__What you have to do__
Return each record word for word, keeping none of its pictures.

__Supplied material__
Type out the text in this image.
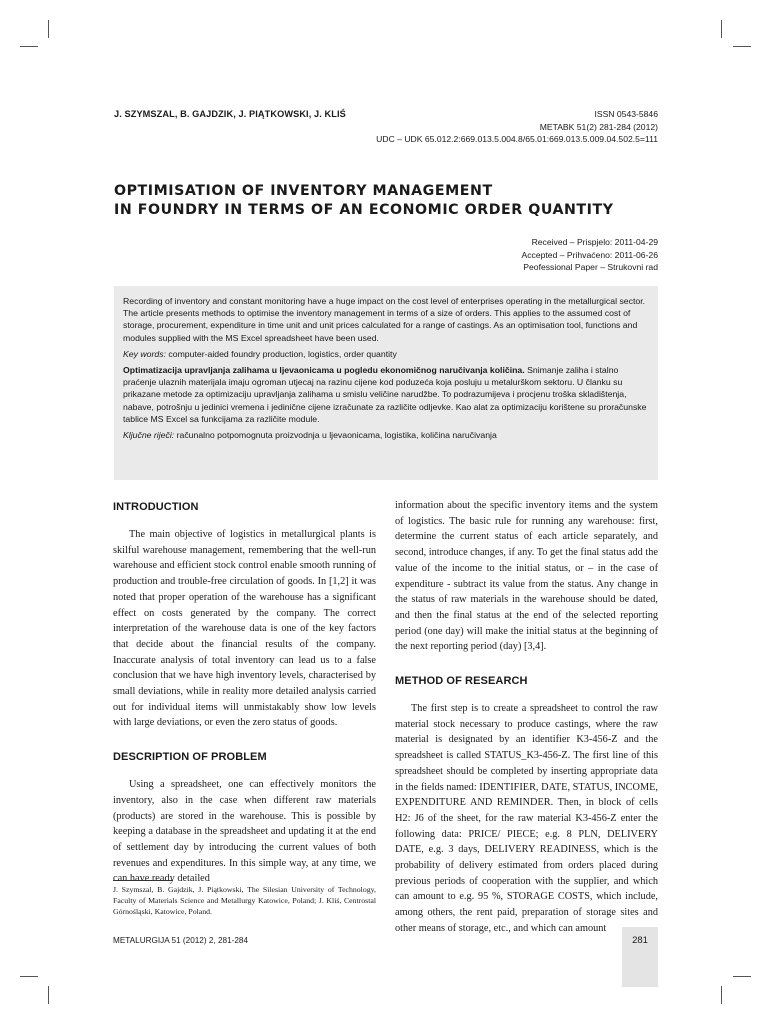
J. SZYMSZAL, B. GAJDZIK, J. PIĄTKOWSKI, J. KLIŚ	ISSN 0543-5846
METABK 51(2) 281-284 (2012)
UDC – UDK 65.012.2:669.013.5.004.8/65.01:669.013.5.009.04.502.5=111
OPTIMISATION OF INVENTORY MANAGEMENT
IN FOUNDRY IN TERMS OF AN ECONOMIC ORDER QUANTITY
Received – Prispjelo: 2011-04-29
Accepted – Prihvaćeno: 2011-06-26
Peofessional Paper – Strukovni rad

Recording of inventory and constant monitoring have a huge impact on the cost level of enterprises operating in the metallurgical sector. The article presents methods to optimise the inventory management in terms of a size of orders. This applies to the assumed cost of storage, procurement, expenditure in time unit and unit prices calculated for a range of castings. As an optimisation tool, functions and modules supplied with the MS Excel spreadsheet have been used.

Key words: computer-aided foundry production, logistics, order quantity

Optimatizacija upravljanja zalihama u ljevaonicama u pogledu ekonomičnog naručivanja količina. Snimanje zaliha i stalno praćenje ulaznih materijala imaju ogroman utjecaj na razinu cijene kod poduzeća koja posluju u metalurškom sektoru. U članku su prikazane metode za optimizaciju upravljanja zalihama u smislu veličine narudžbe. To podrazumijeva i procjenu troška skladištenja, nabave, potrošnju u jedinici vremena i jedinične cijene izračunate za različite odljevke. Kao alat za optimizaciju korištene su proračunske tablice MS Excel sa funkcijama za različite module.

Ključne riječi: računalno potpomognuta proizvodnja u ljevaonicama, logistika, količina naručivanja

INTRODUCTION

The main objective of logistics in metallurgical plants is skilful warehouse management, remembering that the well-run warehouse and efficient stock control enable smooth running of production and trouble-free circulation of goods. In [1,2] it was noted that proper operation of the warehouse has a significant effect on costs generated by the company. The correct interpretation of the warehouse data is one of the key factors that decide about the financial results of the company. Inaccurate analysis of total inventory can lead us to a false conclusion that we have high inventory levels, characterised by small deviations, while in reality more detailed analysis carried out for individual items will unmistakably show low levels with large deviations, or even the zero status of goods.

DESCRIPTION OF PROBLEM

Using a spreadsheet, one can effectively monitors the inventory, also in the case when different raw materials (products) are stored in the warehouse. This is possible by keeping a database in the spreadsheet and updating it at the end of settlement day by introducing the current values of both revenues and expenditures. In this simple way, at any time, we can have ready detailed

information about the specific inventory items and the system of logistics. The basic rule for running any warehouse: first, determine the current status of each article separately, and second, introduce changes, if any. To get the final status add the value of the income to the initial status, or – in the case of expenditure - subtract its value from the status. Any change in the status of raw materials in the warehouse should be dated, and then the final status at the end of the selected reporting period (one day) will make the initial status at the beginning of the next reporting period (day) [3,4].

METHOD OF RESEARCH

The first step is to create a spreadsheet to control the raw material stock necessary to produce castings, where the raw material is designated by an identifier K3-456-Z and the spreadsheet is called STATUS_K3-456-Z. The first line of this spreadsheet should be completed by inserting appropriate data in the fields named: IDENTIFIER, DATE, STATUS, INCOME, EXPENDITURE AND REMINDER. Then, in block of cells H2: J6 of the sheet, for the raw material K3-456-Z enter the following data: PRICE/ PIECE; e.g. 8 PLN, DELIVERY DATE, e.g. 3 days, DELIVERY READINESS, which is the probability of delivery estimated from orders placed during previous periods of cooperation with the supplier, and which can amount to e.g. 95 %, STORAGE COSTS, which include, among others, the rent paid, preparation of storage sites and other means of storage, etc., and which can amount

J. Szymszal, B. Gajdzik, J. Piątkowski, The Silesian University of Technology, Faculty of Materials Science and Metallurgy Katowice, Poland; J. Kliś, Centrostal Górnośląski, Katowice, Poland.
METALURGIJA 51 (2012) 2, 281-284	281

__The answer__
Type out the text in this image.
J. SZYMSZAL, B. GAJDZIK, J. PIĄTKOWSKI, J. KLIŚ	ISSN 0543-5846
METABK 51(2) 281-284 (2012)
UDC – UDK 65.012.2:669.013.5.004.8/65.01:669.013.5.009.04.502.5=111
OPTIMISATION OF INVENTORY MANAGEMENT
IN FOUNDRY IN TERMS OF AN ECONOMIC ORDER QUANTITY
Received – Prispjelo: 2011-04-29
Accepted – Prihvaćeno: 2011-06-26
Peofessional Paper – Strukovni rad

Recording of inventory and constant monitoring have a huge impact on the cost level of enterprises operating in the metallurgical sector. The article presents methods to optimise the inventory management in terms of a size of orders. This applies to the assumed cost of storage, procurement, expenditure in time unit and unit prices calculated for a range of castings. As an optimisation tool, functions and modules supplied with the MS Excel spreadsheet have been used.

Key words: computer-aided foundry production, logistics, order quantity

Optimatizacija upravljanja zalihama u ljevaonicama u pogledu ekonomičnog naručivanja količina. Snimanje zaliha i stalno praćenje ulaznih materijala imaju ogroman utjecaj na razinu cijene kod poduzeća koja posluju u metalurškom sektoru. U članku su prikazane metode za optimizaciju upravljanja zalihama u smislu veličine narudžbe. To podrazumijeva i procjenu troška skladištenja, nabave, potrošnju u jedinici vremena i jedinične cijene izračunate za različite odljevke. Kao alat za optimizaciju korištene su proračunske tablice MS Excel sa funkcijama za različite module.

Ključne riječi: računalno potpomognuta proizvodnja u ljevaonicama, logistika, količina naručivanja

INTRODUCTION

The main objective of logistics in metallurgical plants is skilful warehouse management, remembering that the well-run warehouse and efficient stock control enable smooth running of production and trouble-free circulation of goods. In [1,2] it was noted that proper operation of the warehouse has a significant effect on costs generated by the company. The correct interpretation of the warehouse data is one of the key factors that decide about the financial results of the company. Inaccurate analysis of total inventory can lead us to a false conclusion that we have high inventory levels, characterised by small deviations, while in reality more detailed analysis carried out for individual items will unmistakably show low levels with large deviations, or even the zero status of goods.

DESCRIPTION OF PROBLEM

Using a spreadsheet, one can effectively monitors the inventory, also in the case when different raw materials (products) are stored in the warehouse. This is possible by keeping a database in the spreadsheet and updating it at the end of settlement day by introducing the current values of both revenues and expenditures. In this simple way, at any time, we can have ready detailed

information about the specific inventory items and the system of logistics. The basic rule for running any warehouse: first, determine the current status of each article separately, and second, introduce changes, if any. To get the final status add the value of the income to the initial status, or – in the case of expenditure - subtract its value from the status. Any change in the status of raw materials in the warehouse should be dated, and then the final status at the end of the selected reporting period (one day) will make the initial status at the beginning of the next reporting period (day) [3,4].

METHOD OF RESEARCH

The first step is to create a spreadsheet to control the raw material stock necessary to produce castings, where the raw material is designated by an identifier K3-456-Z and the spreadsheet is called STATUS_K3-456-Z. The first line of this spreadsheet should be completed by inserting appropriate data in the fields named: IDENTIFIER, DATE, STATUS, INCOME, EXPENDITURE AND REMINDER. Then, in block of cells H2: J6 of the sheet, for the raw material K3-456-Z enter the following data: PRICE/ PIECE; e.g. 8 PLN, DELIVERY DATE, e.g. 3 days, DELIVERY READINESS, which is the probability of delivery estimated from orders placed during previous periods of cooperation with the supplier, and which can amount to e.g. 95 %, STORAGE COSTS, which include, among others, the rent paid, preparation of storage sites and other means of storage, etc., and which can amount

J. Szymszal, B. Gajdzik, J. Piątkowski, The Silesian University of Technology, Faculty of Materials Science and Metallurgy Katowice, Poland; J. Kliś, Centrostal Górnośląski, Katowice, Poland.
METALURGIJA 51 (2012) 2, 281-284	281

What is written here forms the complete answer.